**PROBLEM:**
Omit every picture and return the rest of the data unaltered.

**INPUT:**
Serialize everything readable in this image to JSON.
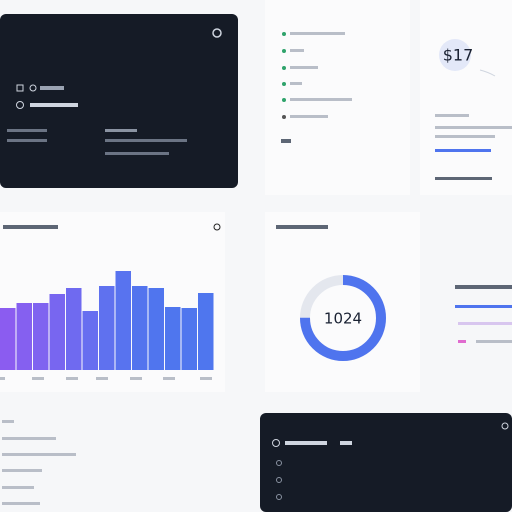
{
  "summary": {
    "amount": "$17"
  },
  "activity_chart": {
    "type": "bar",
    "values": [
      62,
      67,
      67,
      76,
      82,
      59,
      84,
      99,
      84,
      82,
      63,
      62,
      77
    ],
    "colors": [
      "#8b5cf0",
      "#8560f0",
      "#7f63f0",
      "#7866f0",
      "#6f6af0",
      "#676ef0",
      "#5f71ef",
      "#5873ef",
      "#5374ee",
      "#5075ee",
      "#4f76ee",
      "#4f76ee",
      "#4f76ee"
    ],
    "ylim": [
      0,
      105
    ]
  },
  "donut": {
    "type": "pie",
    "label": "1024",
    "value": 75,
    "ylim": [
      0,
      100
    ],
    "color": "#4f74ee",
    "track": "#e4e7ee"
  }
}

**RESULT FOR THIS EXERCISE:**
Serialize everything readable in this image to JSON.
{
  "summary": {
    "amount": "$17"
  },
  "activity_chart": {
    "type": "bar",
    "values": [
      62,
      67,
      67,
      76,
      82,
      59,
      84,
      99,
      84,
      82,
      63,
      62,
      77
    ],
    "colors": [
      "#8b5cf0",
      "#8560f0",
      "#7f63f0",
      "#7866f0",
      "#6f6af0",
      "#676ef0",
      "#5f71ef",
      "#5873ef",
      "#5374ee",
      "#5075ee",
      "#4f76ee",
      "#4f76ee",
      "#4f76ee"
    ],
    "ylim": [
      0,
      105
    ]
  },
  "donut": {
    "type": "pie",
    "label": "1024",
    "value": 75,
    "ylim": [
      0,
      100
    ],
    "color": "#4f74ee",
    "track": "#e4e7ee"
  }
}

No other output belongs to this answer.